◆ Brief
The records that follow are to be transcribed in full, without their images.

[Collected data entries]
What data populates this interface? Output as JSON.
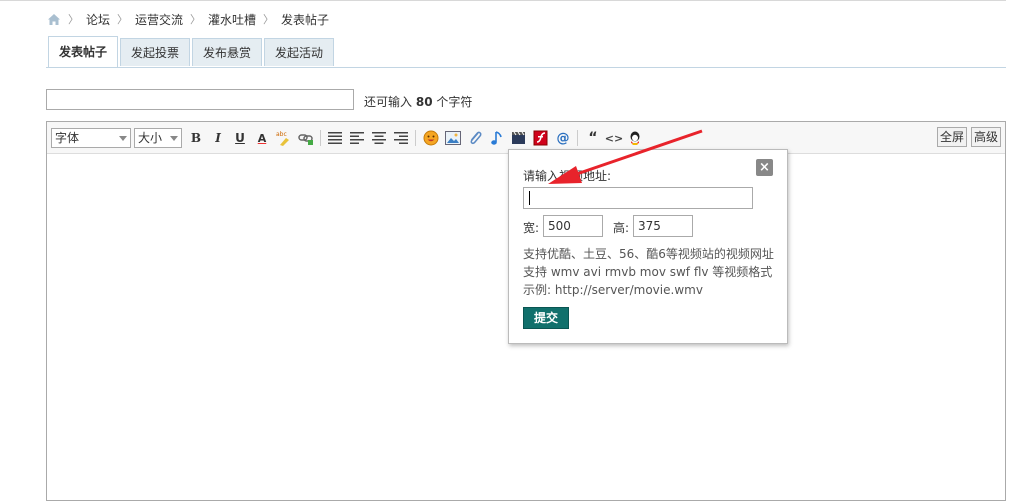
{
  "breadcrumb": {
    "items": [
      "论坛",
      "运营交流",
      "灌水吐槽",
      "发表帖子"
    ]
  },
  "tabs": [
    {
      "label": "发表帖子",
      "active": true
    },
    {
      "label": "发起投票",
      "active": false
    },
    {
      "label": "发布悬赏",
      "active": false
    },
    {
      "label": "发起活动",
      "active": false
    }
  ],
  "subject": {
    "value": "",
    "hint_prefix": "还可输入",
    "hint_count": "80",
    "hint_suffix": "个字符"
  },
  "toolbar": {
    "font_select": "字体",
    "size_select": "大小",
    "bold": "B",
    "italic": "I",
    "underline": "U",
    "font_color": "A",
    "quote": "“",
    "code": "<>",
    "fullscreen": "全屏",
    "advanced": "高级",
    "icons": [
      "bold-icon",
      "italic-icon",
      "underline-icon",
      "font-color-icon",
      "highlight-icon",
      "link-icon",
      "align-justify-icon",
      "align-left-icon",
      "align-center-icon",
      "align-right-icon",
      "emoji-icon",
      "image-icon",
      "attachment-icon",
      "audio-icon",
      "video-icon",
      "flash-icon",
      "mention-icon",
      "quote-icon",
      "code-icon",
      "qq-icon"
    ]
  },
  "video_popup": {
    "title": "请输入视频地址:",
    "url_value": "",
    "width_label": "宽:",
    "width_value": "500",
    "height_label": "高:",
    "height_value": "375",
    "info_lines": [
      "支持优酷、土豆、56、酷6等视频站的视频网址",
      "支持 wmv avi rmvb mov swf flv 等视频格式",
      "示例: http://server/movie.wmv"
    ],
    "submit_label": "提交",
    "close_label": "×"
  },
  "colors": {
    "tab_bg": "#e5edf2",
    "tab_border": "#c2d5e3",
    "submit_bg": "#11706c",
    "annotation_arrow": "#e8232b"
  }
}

◆ Answer to the task
What data populates this interface? Output as JSON.
{
  "breadcrumb": {
    "items": [
      "论坛",
      "运营交流",
      "灌水吐槽",
      "发表帖子"
    ]
  },
  "tabs": [
    {
      "label": "发表帖子",
      "active": true
    },
    {
      "label": "发起投票",
      "active": false
    },
    {
      "label": "发布悬赏",
      "active": false
    },
    {
      "label": "发起活动",
      "active": false
    }
  ],
  "subject": {
    "value": "",
    "hint_prefix": "还可输入",
    "hint_count": "80",
    "hint_suffix": "个字符"
  },
  "toolbar": {
    "font_select": "字体",
    "size_select": "大小",
    "bold": "B",
    "italic": "I",
    "underline": "U",
    "font_color": "A",
    "quote": "“",
    "code": "<>",
    "fullscreen": "全屏",
    "advanced": "高级",
    "icons": [
      "bold-icon",
      "italic-icon",
      "underline-icon",
      "font-color-icon",
      "highlight-icon",
      "link-icon",
      "align-justify-icon",
      "align-left-icon",
      "align-center-icon",
      "align-right-icon",
      "emoji-icon",
      "image-icon",
      "attachment-icon",
      "audio-icon",
      "video-icon",
      "flash-icon",
      "mention-icon",
      "quote-icon",
      "code-icon",
      "qq-icon"
    ]
  },
  "video_popup": {
    "title": "请输入视频地址:",
    "url_value": "",
    "width_label": "宽:",
    "width_value": "500",
    "height_label": "高:",
    "height_value": "375",
    "info_lines": [
      "支持优酷、土豆、56、酷6等视频站的视频网址",
      "支持 wmv avi rmvb mov swf flv 等视频格式",
      "示例: http://server/movie.wmv"
    ],
    "submit_label": "提交",
    "close_label": "×"
  },
  "colors": {
    "tab_bg": "#e5edf2",
    "tab_border": "#c2d5e3",
    "submit_bg": "#11706c",
    "annotation_arrow": "#e8232b"
  }
}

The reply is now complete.